Duplicate the entries starting at the line that contains "decorative-line <box>213 35 228 89</box>" and ending at the line that contains "glyph-e: E <box>508 33 578 133</box>", with both of those lines included.

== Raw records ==
'''

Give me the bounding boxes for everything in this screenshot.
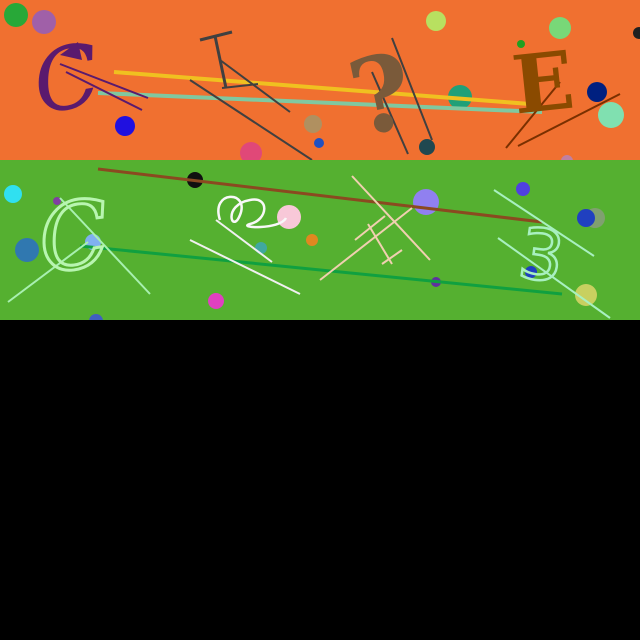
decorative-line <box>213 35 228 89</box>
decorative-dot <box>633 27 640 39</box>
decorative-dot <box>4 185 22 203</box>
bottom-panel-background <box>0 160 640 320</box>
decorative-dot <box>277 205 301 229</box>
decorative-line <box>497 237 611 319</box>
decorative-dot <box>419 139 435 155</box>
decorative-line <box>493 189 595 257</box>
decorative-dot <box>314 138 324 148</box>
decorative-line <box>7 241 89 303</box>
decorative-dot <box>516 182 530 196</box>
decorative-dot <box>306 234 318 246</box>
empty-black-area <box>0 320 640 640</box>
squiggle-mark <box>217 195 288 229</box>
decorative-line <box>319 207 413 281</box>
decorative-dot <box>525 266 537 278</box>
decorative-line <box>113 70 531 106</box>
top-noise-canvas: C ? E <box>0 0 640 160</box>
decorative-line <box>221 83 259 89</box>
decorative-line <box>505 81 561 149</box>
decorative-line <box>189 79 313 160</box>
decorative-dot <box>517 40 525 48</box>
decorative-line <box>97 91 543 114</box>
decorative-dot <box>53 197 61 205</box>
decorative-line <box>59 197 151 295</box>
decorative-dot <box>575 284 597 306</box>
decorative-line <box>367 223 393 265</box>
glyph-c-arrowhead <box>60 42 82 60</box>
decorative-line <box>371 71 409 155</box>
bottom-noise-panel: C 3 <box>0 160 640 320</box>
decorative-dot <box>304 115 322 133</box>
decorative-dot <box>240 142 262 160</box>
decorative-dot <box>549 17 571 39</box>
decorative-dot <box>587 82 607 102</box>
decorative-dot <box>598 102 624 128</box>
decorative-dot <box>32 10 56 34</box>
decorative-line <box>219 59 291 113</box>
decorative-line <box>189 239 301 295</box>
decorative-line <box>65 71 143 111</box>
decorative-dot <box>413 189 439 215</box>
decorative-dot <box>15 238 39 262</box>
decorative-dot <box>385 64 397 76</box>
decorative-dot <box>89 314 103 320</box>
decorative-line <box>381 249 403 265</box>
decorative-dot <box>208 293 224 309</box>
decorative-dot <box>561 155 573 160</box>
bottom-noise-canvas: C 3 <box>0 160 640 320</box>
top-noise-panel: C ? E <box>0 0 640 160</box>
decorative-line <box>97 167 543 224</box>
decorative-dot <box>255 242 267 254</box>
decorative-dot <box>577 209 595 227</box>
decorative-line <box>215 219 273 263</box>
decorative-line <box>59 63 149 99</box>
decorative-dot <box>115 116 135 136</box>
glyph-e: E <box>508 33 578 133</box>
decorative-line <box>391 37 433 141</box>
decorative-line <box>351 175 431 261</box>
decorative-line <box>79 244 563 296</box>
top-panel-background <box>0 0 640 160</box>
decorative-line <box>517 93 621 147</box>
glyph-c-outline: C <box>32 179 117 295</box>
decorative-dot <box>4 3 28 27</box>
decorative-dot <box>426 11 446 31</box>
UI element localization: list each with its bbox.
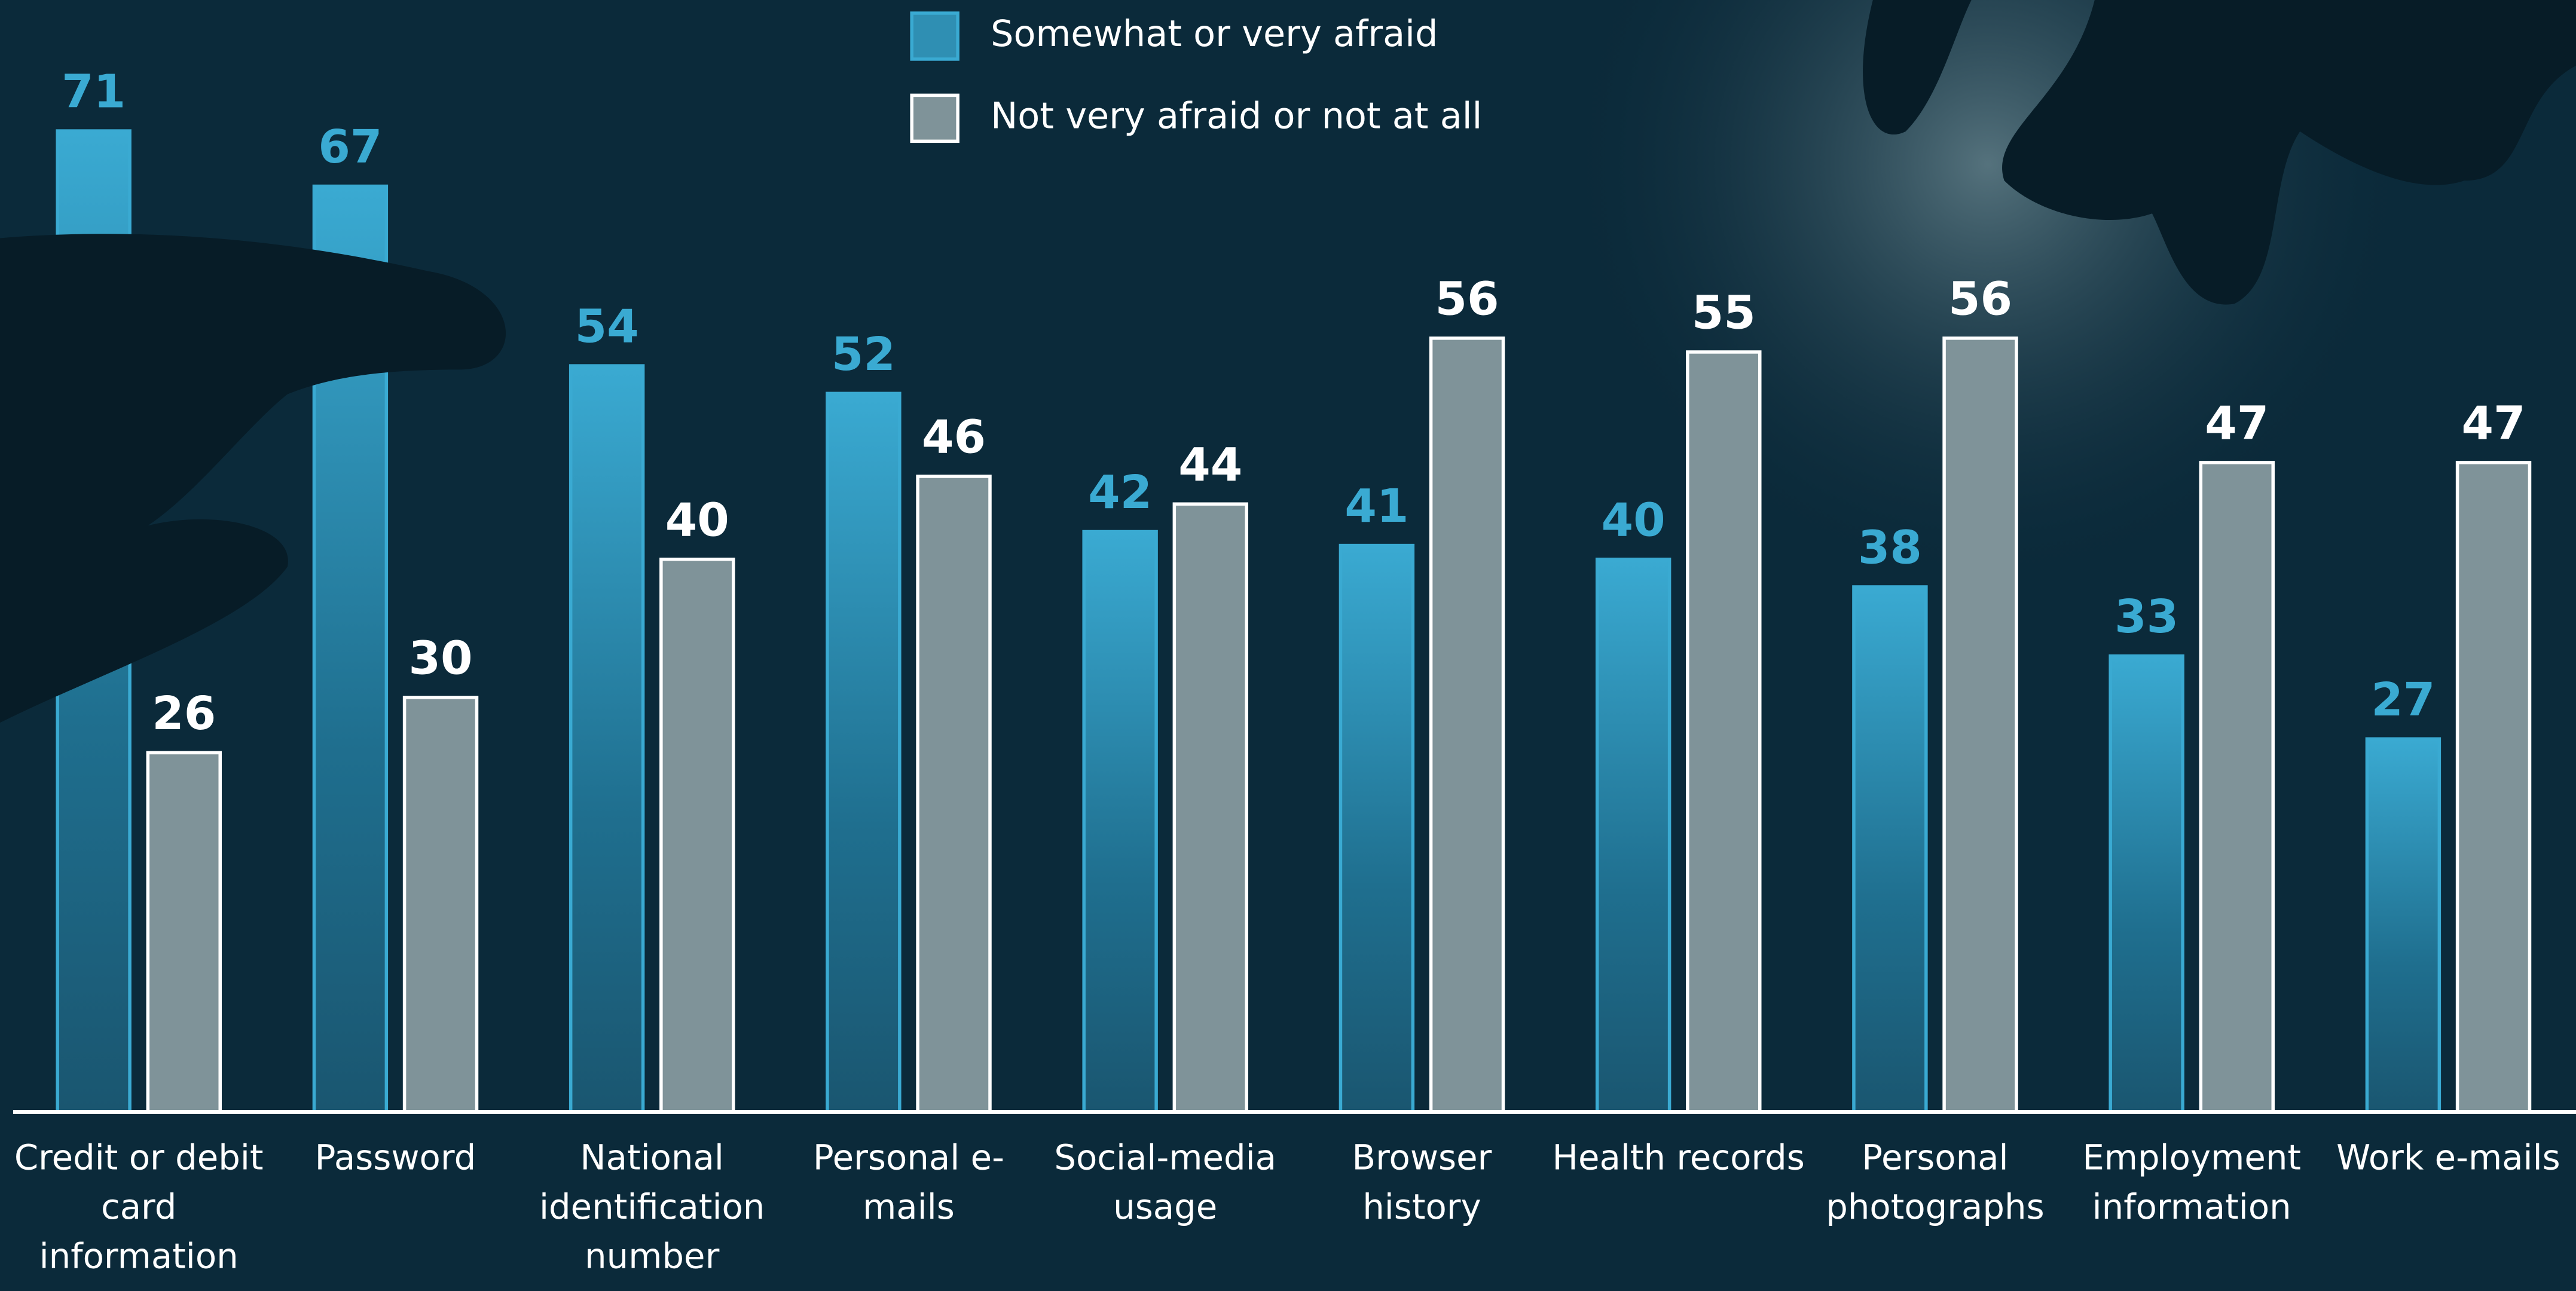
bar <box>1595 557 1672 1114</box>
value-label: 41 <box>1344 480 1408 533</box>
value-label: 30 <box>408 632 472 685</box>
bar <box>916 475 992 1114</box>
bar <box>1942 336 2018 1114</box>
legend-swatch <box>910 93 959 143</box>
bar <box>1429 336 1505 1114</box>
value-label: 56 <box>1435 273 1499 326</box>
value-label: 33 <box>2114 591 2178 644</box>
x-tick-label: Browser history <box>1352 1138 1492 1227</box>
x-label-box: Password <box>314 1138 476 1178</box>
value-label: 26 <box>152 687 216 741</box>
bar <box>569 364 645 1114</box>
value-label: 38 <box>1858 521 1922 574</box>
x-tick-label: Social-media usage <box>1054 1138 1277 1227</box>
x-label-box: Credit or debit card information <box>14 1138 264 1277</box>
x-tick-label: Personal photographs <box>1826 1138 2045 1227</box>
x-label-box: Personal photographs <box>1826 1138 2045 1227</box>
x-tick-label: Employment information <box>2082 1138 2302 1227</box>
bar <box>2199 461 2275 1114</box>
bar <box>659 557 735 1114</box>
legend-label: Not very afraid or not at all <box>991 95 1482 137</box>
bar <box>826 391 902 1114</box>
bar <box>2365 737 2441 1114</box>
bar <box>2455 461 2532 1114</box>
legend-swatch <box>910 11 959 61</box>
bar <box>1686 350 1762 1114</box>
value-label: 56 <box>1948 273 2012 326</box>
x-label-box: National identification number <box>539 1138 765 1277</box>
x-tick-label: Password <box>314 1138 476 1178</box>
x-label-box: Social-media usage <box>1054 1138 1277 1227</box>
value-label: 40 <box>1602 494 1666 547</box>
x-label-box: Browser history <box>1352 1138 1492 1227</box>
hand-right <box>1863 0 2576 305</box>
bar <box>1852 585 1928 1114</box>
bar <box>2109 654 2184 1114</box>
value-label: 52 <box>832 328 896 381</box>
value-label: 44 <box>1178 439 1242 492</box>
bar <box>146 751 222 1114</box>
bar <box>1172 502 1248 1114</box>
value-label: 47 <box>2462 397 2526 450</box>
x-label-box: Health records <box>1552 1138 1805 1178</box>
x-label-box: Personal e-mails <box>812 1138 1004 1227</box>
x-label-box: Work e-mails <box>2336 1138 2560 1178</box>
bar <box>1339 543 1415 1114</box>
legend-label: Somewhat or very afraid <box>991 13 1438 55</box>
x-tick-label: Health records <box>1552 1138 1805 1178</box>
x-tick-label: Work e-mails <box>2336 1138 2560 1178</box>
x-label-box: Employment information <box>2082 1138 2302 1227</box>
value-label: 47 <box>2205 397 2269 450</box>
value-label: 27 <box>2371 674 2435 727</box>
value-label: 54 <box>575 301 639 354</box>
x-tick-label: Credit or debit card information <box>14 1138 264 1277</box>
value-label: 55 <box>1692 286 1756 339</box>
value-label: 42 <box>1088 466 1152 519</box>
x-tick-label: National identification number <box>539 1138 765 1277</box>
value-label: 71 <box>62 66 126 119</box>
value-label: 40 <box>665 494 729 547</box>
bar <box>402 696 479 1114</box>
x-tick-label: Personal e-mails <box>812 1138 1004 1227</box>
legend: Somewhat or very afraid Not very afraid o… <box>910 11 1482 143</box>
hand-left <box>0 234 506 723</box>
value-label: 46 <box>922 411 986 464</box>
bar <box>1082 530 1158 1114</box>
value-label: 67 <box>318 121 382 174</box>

'''

== Written reply ==
decorative-line <box>213 35 228 89</box>
decorative-dot <box>633 27 640 39</box>
decorative-dot <box>4 185 22 203</box>
bottom-panel-background <box>0 160 640 320</box>
decorative-dot <box>277 205 301 229</box>
decorative-line <box>497 237 611 319</box>
decorative-dot <box>419 139 435 155</box>
decorative-line <box>493 189 595 257</box>
decorative-dot <box>314 138 324 148</box>
decorative-line <box>7 241 89 303</box>
decorative-dot <box>516 182 530 196</box>
decorative-dot <box>306 234 318 246</box>
empty-black-area <box>0 320 640 640</box>
squiggle-mark <box>217 195 288 229</box>
decorative-line <box>319 207 413 281</box>
decorative-dot <box>525 266 537 278</box>
decorative-line <box>113 70 531 106</box>
top-noise-canvas: C ? E <box>0 0 640 160</box>
decorative-line <box>221 83 259 89</box>
decorative-line <box>505 81 561 149</box>
decorative-line <box>189 79 313 160</box>
decorative-dot <box>517 40 525 48</box>
decorative-line <box>97 91 543 114</box>
decorative-dot <box>53 197 61 205</box>
decorative-line <box>59 197 151 295</box>
decorative-dot <box>575 284 597 306</box>
decorative-line <box>367 223 393 265</box>
glyph-c-arrowhead <box>60 42 82 60</box>
decorative-line <box>371 71 409 155</box>
bottom-noise-panel: C 3 <box>0 160 640 320</box>
decorative-dot <box>304 115 322 133</box>
decorative-dot <box>240 142 262 160</box>
decorative-dot <box>549 17 571 39</box>
decorative-dot <box>587 82 607 102</box>
decorative-dot <box>598 102 624 128</box>
decorative-dot <box>32 10 56 34</box>
decorative-line <box>219 59 291 113</box>
decorative-line <box>189 239 301 295</box>
decorative-line <box>65 71 143 111</box>
decorative-dot <box>413 189 439 215</box>
decorative-dot <box>15 238 39 262</box>
decorative-dot <box>385 64 397 76</box>
decorative-dot <box>89 314 103 320</box>
decorative-line <box>381 249 403 265</box>
decorative-dot <box>208 293 224 309</box>
decorative-dot <box>561 155 573 160</box>
bottom-noise-canvas: C 3 <box>0 160 640 320</box>
top-noise-panel: C ? E <box>0 0 640 160</box>
decorative-line <box>97 167 543 224</box>
decorative-dot <box>255 242 267 254</box>
decorative-dot <box>577 209 595 227</box>
decorative-line <box>215 219 273 263</box>
decorative-line <box>59 63 149 99</box>
decorative-dot <box>115 116 135 136</box>
glyph-e: E <box>508 33 578 133</box>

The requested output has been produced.